The request:
Print the entries below word for word; the pictures stay out of your copy.

Recorded data:
++++++++

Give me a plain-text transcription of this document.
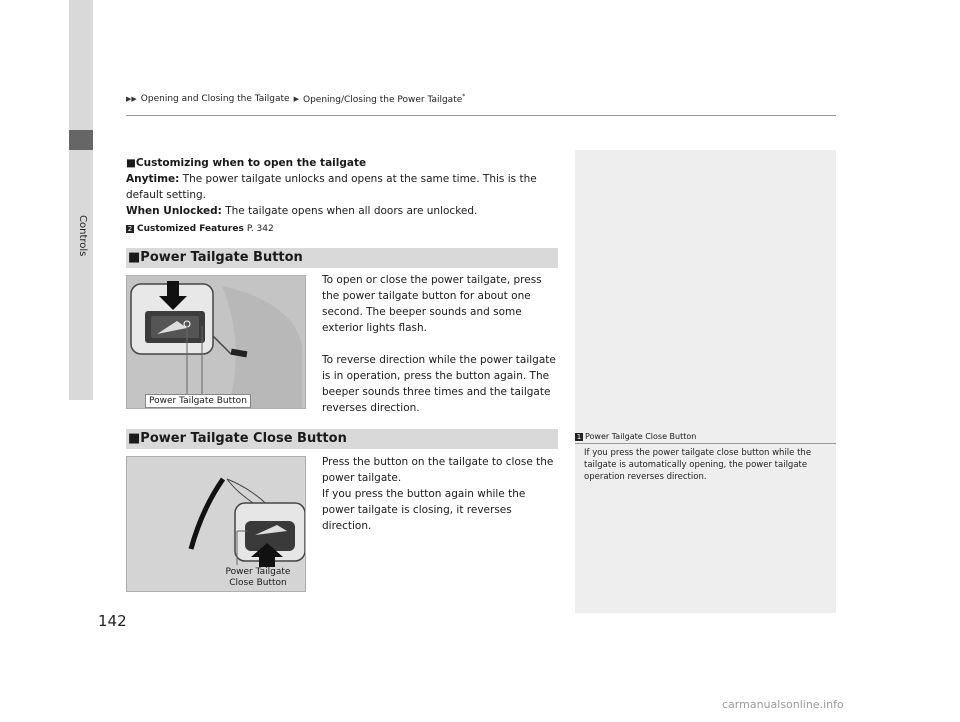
Controls
▶▶ Opening and Closing the Tailgate ▶ Opening/Closing the Power Tailgate*
■Customizing when to open the tailgate
Anytime: The power tailgate unlocks and opens at the same time. This is the default setting.
When Unlocked: The tailgate opens when all doors are unlocked.
2 Customized Features P. 342
■Power Tailgate Button
Power Tailgate Button

To open or close the power tailgate, press the power tailgate button for about one second. The beeper sounds and some exterior lights flash.

To reverse direction while the power tailgate is in operation, press the button again. The beeper sounds three times and the tailgate reverses direction.

■Power Tailgate Close Button
Power Tailgate
Close Button

Press the button on the tailgate to close the power tailgate.

If you press the button again while the power tailgate is closing, it reverses direction.

1 Power Tailgate Close Button
If you press the power tailgate close button while the tailgate is automatically opening, the power tailgate operation reverses direction.
142
carmanualsonline.info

++++++++

Solution to the exercise:
Give me a plain-text transcription of this document.
Controls
▶▶ Opening and Closing the Tailgate ▶ Opening/Closing the Power Tailgate*
■Customizing when to open the tailgate
Anytime: The power tailgate unlocks and opens at the same time. This is the default setting.
When Unlocked: The tailgate opens when all doors are unlocked.
2 Customized Features P. 342
■Power Tailgate Button
Power Tailgate Button

To open or close the power tailgate, press the power tailgate button for about one second. The beeper sounds and some exterior lights flash.

To reverse direction while the power tailgate is in operation, press the button again. The beeper sounds three times and the tailgate reverses direction.

■Power Tailgate Close Button
Power Tailgate
Close Button

Press the button on the tailgate to close the power tailgate.

If you press the button again while the power tailgate is closing, it reverses direction.

1 Power Tailgate Close Button
If you press the power tailgate close button while the tailgate is automatically opening, the power tailgate operation reverses direction.
142
carmanualsonline.info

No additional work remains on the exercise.